Set down each record exactly as written.

Dataset records

┄┄┄┄┄┄┄┄┄┄

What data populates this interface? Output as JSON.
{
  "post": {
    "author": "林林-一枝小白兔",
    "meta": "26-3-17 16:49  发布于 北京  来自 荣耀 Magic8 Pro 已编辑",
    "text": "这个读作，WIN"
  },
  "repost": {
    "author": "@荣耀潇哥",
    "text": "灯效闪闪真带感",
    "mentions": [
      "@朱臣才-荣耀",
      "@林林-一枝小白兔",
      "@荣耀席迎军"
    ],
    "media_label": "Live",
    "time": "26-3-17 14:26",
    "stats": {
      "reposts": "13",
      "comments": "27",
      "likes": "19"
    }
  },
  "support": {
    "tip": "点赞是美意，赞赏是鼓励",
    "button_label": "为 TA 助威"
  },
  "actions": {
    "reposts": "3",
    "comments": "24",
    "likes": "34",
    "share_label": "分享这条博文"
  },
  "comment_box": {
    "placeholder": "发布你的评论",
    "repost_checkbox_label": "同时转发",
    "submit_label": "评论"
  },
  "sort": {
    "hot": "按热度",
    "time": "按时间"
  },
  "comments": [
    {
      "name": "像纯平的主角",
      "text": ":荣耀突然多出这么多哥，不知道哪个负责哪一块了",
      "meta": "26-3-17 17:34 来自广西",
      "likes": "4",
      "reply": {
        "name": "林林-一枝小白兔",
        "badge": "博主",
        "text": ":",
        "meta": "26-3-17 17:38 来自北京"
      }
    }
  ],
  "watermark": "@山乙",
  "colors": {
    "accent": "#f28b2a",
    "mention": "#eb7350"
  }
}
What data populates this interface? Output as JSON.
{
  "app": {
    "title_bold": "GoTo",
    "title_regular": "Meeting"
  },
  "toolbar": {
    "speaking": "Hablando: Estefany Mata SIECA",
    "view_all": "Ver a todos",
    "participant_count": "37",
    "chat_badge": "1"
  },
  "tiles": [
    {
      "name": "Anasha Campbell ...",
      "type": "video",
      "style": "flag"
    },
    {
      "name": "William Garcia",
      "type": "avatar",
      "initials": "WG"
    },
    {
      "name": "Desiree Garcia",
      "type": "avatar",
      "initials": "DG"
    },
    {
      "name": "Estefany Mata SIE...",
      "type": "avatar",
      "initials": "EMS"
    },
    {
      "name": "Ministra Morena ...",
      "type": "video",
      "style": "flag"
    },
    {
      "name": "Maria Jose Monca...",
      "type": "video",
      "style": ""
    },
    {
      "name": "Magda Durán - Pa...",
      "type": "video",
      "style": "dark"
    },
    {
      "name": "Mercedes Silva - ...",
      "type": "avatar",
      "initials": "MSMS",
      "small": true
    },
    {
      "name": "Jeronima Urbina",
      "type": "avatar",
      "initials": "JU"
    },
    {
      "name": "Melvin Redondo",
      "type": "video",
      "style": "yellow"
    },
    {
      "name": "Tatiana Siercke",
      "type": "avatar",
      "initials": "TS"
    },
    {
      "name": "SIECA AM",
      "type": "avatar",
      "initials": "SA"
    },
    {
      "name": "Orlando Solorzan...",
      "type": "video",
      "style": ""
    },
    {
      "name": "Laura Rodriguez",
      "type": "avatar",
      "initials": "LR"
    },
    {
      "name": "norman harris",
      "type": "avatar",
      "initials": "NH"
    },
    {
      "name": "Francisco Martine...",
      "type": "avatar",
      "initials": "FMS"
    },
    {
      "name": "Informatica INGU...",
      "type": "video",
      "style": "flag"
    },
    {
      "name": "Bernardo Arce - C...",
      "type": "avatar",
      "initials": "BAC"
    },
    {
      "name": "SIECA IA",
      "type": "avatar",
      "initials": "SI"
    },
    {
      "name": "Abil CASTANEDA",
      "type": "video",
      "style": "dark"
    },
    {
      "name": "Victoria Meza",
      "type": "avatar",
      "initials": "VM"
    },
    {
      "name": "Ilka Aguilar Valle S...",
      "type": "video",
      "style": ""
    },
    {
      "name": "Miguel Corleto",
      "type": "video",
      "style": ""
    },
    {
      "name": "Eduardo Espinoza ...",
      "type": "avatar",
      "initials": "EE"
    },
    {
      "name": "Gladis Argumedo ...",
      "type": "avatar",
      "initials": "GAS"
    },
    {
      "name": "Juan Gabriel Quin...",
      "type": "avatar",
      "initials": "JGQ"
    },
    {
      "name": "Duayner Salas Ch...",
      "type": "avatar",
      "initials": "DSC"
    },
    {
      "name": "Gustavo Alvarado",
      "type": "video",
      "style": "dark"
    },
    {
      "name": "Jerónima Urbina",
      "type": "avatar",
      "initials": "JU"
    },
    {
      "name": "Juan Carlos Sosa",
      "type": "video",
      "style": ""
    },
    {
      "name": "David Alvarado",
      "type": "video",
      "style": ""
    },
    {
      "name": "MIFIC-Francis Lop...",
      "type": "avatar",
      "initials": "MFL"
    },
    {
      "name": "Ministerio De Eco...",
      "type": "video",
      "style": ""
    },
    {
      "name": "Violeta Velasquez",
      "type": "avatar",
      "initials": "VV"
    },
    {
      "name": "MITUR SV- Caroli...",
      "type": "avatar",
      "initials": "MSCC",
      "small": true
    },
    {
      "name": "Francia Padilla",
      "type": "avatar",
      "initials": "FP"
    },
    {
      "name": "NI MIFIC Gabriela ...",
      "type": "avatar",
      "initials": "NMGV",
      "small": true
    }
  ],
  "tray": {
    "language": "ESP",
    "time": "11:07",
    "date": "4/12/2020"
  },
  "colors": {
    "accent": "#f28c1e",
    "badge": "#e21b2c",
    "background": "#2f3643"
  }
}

┄┄┄┄┄┄┄┄┄┄

- **The completed task**
What data populates this interface? Output as JSON.
{
  "post": {
    "author": "林林-一枝小白兔",
    "meta": "26-3-17 16:49  发布于 北京  来自 荣耀 Magic8 Pro 已编辑",
    "text": "这个读作，WIN"
  },
  "repost": {
    "author": "@荣耀潇哥",
    "text": "灯效闪闪真带感",
    "mentions": [
      "@朱臣才-荣耀",
      "@林林-一枝小白兔",
      "@荣耀席迎军"
    ],
    "media_label": "Live",
    "time": "26-3-17 14:26",
    "stats": {
      "reposts": "13",
      "comments": "27",
      "likes": "19"
    }
  },
  "support": {
    "tip": "点赞是美意，赞赏是鼓励",
    "button_label": "为 TA 助威"
  },
  "actions": {
    "reposts": "3",
    "comments": "24",
    "likes": "34",
    "share_label": "分享这条博文"
  },
  "comment_box": {
    "placeholder": "发布你的评论",
    "repost_checkbox_label": "同时转发",
    "submit_label": "评论"
  },
  "sort": {
    "hot": "按热度",
    "time": "按时间"
  },
  "comments": [
    {
      "name": "像纯平的主角",
      "text": ":荣耀突然多出这么多哥，不知道哪个负责哪一块了",
      "meta": "26-3-17 17:34 来自广西",
      "likes": "4",
      "reply": {
        "name": "林林-一枝小白兔",
        "badge": "博主",
        "text": ":",
        "meta": "26-3-17 17:38 来自北京"
      }
    }
  ],
  "watermark": "@山乙",
  "colors": {
    "accent": "#f28b2a",
    "mention": "#eb7350"
  }
}
What data populates this interface? Output as JSON.
{
  "app": {
    "title_bold": "GoTo",
    "title_regular": "Meeting"
  },
  "toolbar": {
    "speaking": "Hablando: Estefany Mata SIECA",
    "view_all": "Ver a todos",
    "participant_count": "37",
    "chat_badge": "1"
  },
  "tiles": [
    {
      "name": "Anasha Campbell ...",
      "type": "video",
      "style": "flag"
    },
    {
      "name": "William Garcia",
      "type": "avatar",
      "initials": "WG"
    },
    {
      "name": "Desiree Garcia",
      "type": "avatar",
      "initials": "DG"
    },
    {
      "name": "Estefany Mata SIE...",
      "type": "avatar",
      "initials": "EMS"
    },
    {
      "name": "Ministra Morena ...",
      "type": "video",
      "style": "flag"
    },
    {
      "name": "Maria Jose Monca...",
      "type": "video",
      "style": ""
    },
    {
      "name": "Magda Durán - Pa...",
      "type": "video",
      "style": "dark"
    },
    {
      "name": "Mercedes Silva - ...",
      "type": "avatar",
      "initials": "MSMS",
      "small": true
    },
    {
      "name": "Jeronima Urbina",
      "type": "avatar",
      "initials": "JU"
    },
    {
      "name": "Melvin Redondo",
      "type": "video",
      "style": "yellow"
    },
    {
      "name": "Tatiana Siercke",
      "type": "avatar",
      "initials": "TS"
    },
    {
      "name": "SIECA AM",
      "type": "avatar",
      "initials": "SA"
    },
    {
      "name": "Orlando Solorzan...",
      "type": "video",
      "style": ""
    },
    {
      "name": "Laura Rodriguez",
      "type": "avatar",
      "initials": "LR"
    },
    {
      "name": "norman harris",
      "type": "avatar",
      "initials": "NH"
    },
    {
      "name": "Francisco Martine...",
      "type": "avatar",
      "initials": "FMS"
    },
    {
      "name": "Informatica INGU...",
      "type": "video",
      "style": "flag"
    },
    {
      "name": "Bernardo Arce - C...",
      "type": "avatar",
      "initials": "BAC"
    },
    {
      "name": "SIECA IA",
      "type": "avatar",
      "initials": "SI"
    },
    {
      "name": "Abil CASTANEDA",
      "type": "video",
      "style": "dark"
    },
    {
      "name": "Victoria Meza",
      "type": "avatar",
      "initials": "VM"
    },
    {
      "name": "Ilka Aguilar Valle S...",
      "type": "video",
      "style": ""
    },
    {
      "name": "Miguel Corleto",
      "type": "video",
      "style": ""
    },
    {
      "name": "Eduardo Espinoza ...",
      "type": "avatar",
      "initials": "EE"
    },
    {
      "name": "Gladis Argumedo ...",
      "type": "avatar",
      "initials": "GAS"
    },
    {
      "name": "Juan Gabriel Quin...",
      "type": "avatar",
      "initials": "JGQ"
    },
    {
      "name": "Duayner Salas Ch...",
      "type": "avatar",
      "initials": "DSC"
    },
    {
      "name": "Gustavo Alvarado",
      "type": "video",
      "style": "dark"
    },
    {
      "name": "Jerónima Urbina",
      "type": "avatar",
      "initials": "JU"
    },
    {
      "name": "Juan Carlos Sosa",
      "type": "video",
      "style": ""
    },
    {
      "name": "David Alvarado",
      "type": "video",
      "style": ""
    },
    {
      "name": "MIFIC-Francis Lop...",
      "type": "avatar",
      "initials": "MFL"
    },
    {
      "name": "Ministerio De Eco...",
      "type": "video",
      "style": ""
    },
    {
      "name": "Violeta Velasquez",
      "type": "avatar",
      "initials": "VV"
    },
    {
      "name": "MITUR SV- Caroli...",
      "type": "avatar",
      "initials": "MSCC",
      "small": true
    },
    {
      "name": "Francia Padilla",
      "type": "avatar",
      "initials": "FP"
    },
    {
      "name": "NI MIFIC Gabriela ...",
      "type": "avatar",
      "initials": "NMGV",
      "small": true
    }
  ],
  "tray": {
    "language": "ESP",
    "time": "11:07",
    "date": "4/12/2020"
  },
  "colors": {
    "accent": "#f28c1e",
    "badge": "#e21b2c",
    "background": "#2f3643"
  }
}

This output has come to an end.